** Begin EXERCISE MATERIAL **

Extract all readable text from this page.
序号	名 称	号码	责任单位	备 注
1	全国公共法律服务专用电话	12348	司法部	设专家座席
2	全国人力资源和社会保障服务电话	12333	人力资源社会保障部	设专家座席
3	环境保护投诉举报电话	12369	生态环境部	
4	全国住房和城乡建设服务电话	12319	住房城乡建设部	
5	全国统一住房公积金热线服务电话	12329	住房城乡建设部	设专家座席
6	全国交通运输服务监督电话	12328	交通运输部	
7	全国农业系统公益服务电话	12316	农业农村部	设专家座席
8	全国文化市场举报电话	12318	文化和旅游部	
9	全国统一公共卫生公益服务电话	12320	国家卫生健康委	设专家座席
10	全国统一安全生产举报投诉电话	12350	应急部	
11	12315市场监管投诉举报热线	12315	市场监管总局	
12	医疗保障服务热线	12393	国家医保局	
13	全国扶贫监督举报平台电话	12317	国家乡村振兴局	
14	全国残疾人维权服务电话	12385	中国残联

** End EXERCISE MATERIAL **

Copy out the lines in which the string "设专家座席" appears.

• COMPLETE ANSWER:
1	全国公共法律服务专用电话	12348	司法部	设专家座席
2	全国人力资源和社会保障服务电话	12333	人力资源社会保障部	设专家座席
5	全国统一住房公积金热线服务电话	12329	住房城乡建设部	设专家座席
7	全国农业系统公益服务电话	12316	农业农村部	设专家座席
9	全国统一公共卫生公益服务电话	12320	国家卫生健康委	设专家座席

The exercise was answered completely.